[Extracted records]
— begin —
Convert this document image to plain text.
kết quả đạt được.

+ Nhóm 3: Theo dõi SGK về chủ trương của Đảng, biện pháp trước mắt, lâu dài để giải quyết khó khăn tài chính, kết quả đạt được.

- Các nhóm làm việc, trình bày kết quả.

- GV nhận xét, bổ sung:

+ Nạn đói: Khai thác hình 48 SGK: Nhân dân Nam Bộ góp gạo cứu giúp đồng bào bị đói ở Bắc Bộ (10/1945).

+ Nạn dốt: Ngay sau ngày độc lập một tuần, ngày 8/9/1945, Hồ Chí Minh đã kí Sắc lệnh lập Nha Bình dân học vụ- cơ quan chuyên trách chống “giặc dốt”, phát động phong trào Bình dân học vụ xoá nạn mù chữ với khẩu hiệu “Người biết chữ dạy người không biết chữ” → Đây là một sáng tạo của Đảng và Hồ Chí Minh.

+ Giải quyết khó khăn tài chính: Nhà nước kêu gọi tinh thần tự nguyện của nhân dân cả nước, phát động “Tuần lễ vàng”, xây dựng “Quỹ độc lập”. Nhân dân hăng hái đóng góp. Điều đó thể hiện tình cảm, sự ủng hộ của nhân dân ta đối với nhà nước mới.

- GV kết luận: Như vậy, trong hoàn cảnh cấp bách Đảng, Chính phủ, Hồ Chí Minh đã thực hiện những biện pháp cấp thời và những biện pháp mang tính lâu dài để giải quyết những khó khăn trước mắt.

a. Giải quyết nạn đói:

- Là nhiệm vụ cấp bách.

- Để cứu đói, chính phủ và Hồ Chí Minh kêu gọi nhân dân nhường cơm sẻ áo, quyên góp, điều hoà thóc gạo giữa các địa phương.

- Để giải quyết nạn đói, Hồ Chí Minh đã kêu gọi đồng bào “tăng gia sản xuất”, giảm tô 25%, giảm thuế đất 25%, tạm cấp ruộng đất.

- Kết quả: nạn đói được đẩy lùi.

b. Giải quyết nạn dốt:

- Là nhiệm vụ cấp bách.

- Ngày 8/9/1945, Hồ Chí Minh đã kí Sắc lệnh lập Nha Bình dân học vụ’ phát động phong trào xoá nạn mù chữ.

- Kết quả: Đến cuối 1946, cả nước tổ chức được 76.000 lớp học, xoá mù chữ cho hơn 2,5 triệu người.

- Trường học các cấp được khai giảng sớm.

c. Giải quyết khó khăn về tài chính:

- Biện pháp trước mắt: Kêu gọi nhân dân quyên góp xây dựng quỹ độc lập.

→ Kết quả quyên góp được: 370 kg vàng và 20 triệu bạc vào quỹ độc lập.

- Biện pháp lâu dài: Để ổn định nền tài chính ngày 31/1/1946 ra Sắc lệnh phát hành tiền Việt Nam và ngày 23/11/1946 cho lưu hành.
— end —
* [PROBLEM]: Repeat the listing in full, keeping every line exactly as it is.

* [RESPONSE TO THE EXERCISE]:
Convert this document image to plain text.
kết quả đạt được.

+ Nhóm 3: Theo dõi SGK về chủ trương của Đảng, biện pháp trước mắt, lâu dài để giải quyết khó khăn tài chính, kết quả đạt được.

- Các nhóm làm việc, trình bày kết quả.

- GV nhận xét, bổ sung:

+ Nạn đói: Khai thác hình 48 SGK: Nhân dân Nam Bộ góp gạo cứu giúp đồng bào bị đói ở Bắc Bộ (10/1945).

+ Nạn dốt: Ngay sau ngày độc lập một tuần, ngày 8/9/1945, Hồ Chí Minh đã kí Sắc lệnh lập Nha Bình dân học vụ- cơ quan chuyên trách chống “giặc dốt”, phát động phong trào Bình dân học vụ xoá nạn mù chữ với khẩu hiệu “Người biết chữ dạy người không biết chữ” → Đây là một sáng tạo của Đảng và Hồ Chí Minh.

+ Giải quyết khó khăn tài chính: Nhà nước kêu gọi tinh thần tự nguyện của nhân dân cả nước, phát động “Tuần lễ vàng”, xây dựng “Quỹ độc lập”. Nhân dân hăng hái đóng góp. Điều đó thể hiện tình cảm, sự ủng hộ của nhân dân ta đối với nhà nước mới.

- GV kết luận: Như vậy, trong hoàn cảnh cấp bách Đảng, Chính phủ, Hồ Chí Minh đã thực hiện những biện pháp cấp thời và những biện pháp mang tính lâu dài để giải quyết những khó khăn trước mắt.

a. Giải quyết nạn đói:

- Là nhiệm vụ cấp bách.

- Để cứu đói, chính phủ và Hồ Chí Minh kêu gọi nhân dân nhường cơm sẻ áo, quyên góp, điều hoà thóc gạo giữa các địa phương.

- Để giải quyết nạn đói, Hồ Chí Minh đã kêu gọi đồng bào “tăng gia sản xuất”, giảm tô 25%, giảm thuế đất 25%, tạm cấp ruộng đất.

- Kết quả: nạn đói được đẩy lùi.

b. Giải quyết nạn dốt:

- Là nhiệm vụ cấp bách.

- Ngày 8/9/1945, Hồ Chí Minh đã kí Sắc lệnh lập Nha Bình dân học vụ’ phát động phong trào xoá nạn mù chữ.

- Kết quả: Đến cuối 1946, cả nước tổ chức được 76.000 lớp học, xoá mù chữ cho hơn 2,5 triệu người.

- Trường học các cấp được khai giảng sớm.

c. Giải quyết khó khăn về tài chính:

- Biện pháp trước mắt: Kêu gọi nhân dân quyên góp xây dựng quỹ độc lập.

→ Kết quả quyên góp được: 370 kg vàng và 20 triệu bạc vào quỹ độc lập.

- Biện pháp lâu dài: Để ổn định nền tài chính ngày 31/1/1946 ra Sắc lệnh phát hành tiền Việt Nam và ngày 23/11/1946 cho lưu hành.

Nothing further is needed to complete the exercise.